THE TASK: Return each line of the listing that contains the string "Dette".

(Rows from a dataset)

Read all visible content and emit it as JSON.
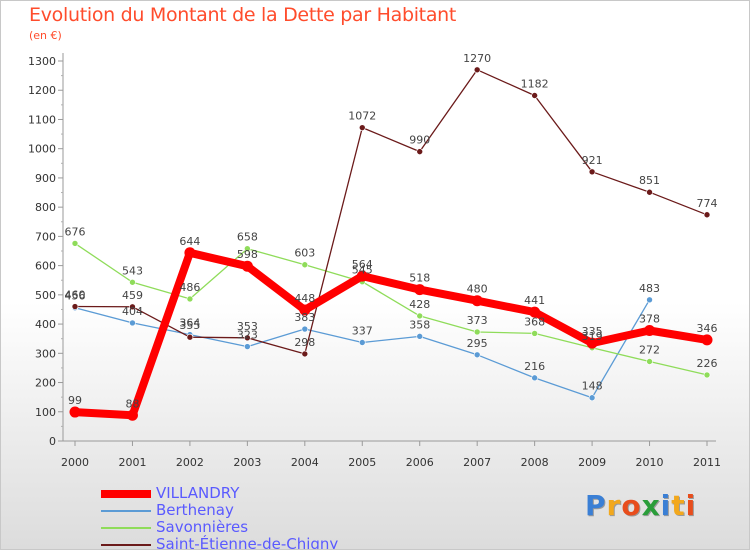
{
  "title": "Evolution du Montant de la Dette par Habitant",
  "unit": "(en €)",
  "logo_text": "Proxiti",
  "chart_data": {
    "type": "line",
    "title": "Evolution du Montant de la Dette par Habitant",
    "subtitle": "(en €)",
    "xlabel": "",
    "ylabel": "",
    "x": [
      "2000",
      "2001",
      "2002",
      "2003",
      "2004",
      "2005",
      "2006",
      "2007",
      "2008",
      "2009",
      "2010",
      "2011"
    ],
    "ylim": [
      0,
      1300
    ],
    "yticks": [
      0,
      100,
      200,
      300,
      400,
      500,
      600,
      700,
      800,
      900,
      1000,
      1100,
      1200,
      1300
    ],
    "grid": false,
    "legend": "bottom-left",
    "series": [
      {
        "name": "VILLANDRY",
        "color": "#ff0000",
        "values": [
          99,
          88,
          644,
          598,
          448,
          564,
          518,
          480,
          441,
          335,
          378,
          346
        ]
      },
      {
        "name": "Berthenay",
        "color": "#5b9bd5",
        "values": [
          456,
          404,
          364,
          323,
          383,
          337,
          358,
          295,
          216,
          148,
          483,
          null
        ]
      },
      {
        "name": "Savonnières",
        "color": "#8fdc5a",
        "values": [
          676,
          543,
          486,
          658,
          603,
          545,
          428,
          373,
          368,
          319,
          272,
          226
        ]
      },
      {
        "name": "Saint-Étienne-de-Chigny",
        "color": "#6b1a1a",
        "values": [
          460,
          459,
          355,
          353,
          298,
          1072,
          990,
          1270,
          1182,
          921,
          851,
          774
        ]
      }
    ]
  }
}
==
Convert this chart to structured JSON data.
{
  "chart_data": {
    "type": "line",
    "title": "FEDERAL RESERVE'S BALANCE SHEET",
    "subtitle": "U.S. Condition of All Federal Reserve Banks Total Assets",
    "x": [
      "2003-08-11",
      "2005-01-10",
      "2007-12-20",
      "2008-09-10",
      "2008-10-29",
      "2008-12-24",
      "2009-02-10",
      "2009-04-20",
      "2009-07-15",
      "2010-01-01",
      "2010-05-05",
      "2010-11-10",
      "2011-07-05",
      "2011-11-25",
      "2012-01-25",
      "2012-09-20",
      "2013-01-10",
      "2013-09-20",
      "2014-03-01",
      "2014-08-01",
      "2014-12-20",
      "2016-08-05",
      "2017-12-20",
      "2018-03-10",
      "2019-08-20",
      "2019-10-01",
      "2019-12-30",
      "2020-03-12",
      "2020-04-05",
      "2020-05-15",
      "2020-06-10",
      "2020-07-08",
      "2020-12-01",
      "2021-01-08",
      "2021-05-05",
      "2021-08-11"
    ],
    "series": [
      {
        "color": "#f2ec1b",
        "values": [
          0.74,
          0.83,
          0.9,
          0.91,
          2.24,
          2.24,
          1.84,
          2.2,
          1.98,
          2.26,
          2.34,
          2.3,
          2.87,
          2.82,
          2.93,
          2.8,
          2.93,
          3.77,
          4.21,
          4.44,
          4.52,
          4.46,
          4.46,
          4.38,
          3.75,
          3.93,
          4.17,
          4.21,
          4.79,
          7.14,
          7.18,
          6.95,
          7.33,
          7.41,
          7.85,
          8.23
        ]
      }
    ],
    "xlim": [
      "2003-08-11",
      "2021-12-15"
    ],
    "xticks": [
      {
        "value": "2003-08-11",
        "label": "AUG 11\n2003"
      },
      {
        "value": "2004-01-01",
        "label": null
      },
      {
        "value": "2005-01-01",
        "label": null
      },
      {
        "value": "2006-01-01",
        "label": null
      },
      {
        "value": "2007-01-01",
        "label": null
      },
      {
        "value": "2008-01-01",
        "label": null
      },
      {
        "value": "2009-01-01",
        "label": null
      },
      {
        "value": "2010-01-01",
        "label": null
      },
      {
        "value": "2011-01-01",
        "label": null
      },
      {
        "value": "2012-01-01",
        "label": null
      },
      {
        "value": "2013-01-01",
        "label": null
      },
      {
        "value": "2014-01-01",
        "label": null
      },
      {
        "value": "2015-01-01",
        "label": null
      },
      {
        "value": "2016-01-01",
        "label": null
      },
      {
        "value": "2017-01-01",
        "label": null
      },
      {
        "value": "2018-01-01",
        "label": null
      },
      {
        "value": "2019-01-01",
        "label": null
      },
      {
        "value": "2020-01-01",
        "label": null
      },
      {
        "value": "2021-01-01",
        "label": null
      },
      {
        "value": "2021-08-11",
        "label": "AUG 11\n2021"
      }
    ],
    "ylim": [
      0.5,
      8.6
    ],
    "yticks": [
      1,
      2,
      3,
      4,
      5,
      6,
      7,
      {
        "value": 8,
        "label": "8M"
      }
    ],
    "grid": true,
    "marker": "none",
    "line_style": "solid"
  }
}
* * *
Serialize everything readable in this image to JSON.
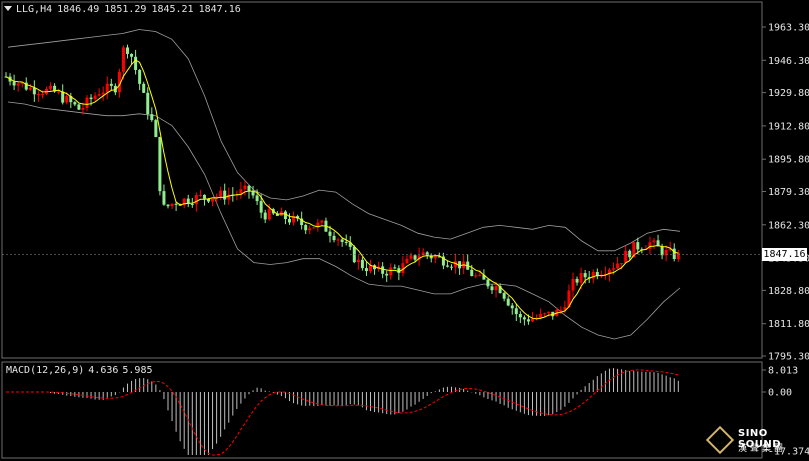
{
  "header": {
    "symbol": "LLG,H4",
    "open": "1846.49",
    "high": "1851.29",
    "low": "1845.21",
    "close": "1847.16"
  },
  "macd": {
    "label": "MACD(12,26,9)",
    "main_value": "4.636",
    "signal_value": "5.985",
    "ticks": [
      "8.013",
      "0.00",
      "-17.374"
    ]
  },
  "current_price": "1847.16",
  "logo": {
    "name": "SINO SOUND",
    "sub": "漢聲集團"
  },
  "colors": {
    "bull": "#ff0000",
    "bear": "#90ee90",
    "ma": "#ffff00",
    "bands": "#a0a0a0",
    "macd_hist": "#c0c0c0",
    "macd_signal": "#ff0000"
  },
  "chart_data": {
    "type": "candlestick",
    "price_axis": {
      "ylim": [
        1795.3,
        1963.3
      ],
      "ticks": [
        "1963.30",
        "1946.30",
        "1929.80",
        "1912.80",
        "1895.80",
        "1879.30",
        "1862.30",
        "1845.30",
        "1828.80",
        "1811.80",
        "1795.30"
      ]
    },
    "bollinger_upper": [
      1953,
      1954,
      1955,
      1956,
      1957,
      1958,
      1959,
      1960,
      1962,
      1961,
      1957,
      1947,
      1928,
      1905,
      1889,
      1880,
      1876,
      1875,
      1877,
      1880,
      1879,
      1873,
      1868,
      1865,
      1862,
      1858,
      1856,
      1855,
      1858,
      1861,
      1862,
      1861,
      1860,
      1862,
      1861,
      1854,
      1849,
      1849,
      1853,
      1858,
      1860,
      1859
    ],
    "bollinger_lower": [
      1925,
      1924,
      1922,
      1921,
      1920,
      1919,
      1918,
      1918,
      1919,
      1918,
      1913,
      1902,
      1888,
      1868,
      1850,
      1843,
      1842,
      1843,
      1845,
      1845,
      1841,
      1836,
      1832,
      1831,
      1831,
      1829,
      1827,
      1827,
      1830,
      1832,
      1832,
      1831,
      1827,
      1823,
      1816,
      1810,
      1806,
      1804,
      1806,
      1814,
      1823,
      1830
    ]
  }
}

CORRECT RESPONSE:
  "title": "Evolution du Montant de la Dette par Habitant",
    "title": "Evolution du Montant de la Dette par Habitant",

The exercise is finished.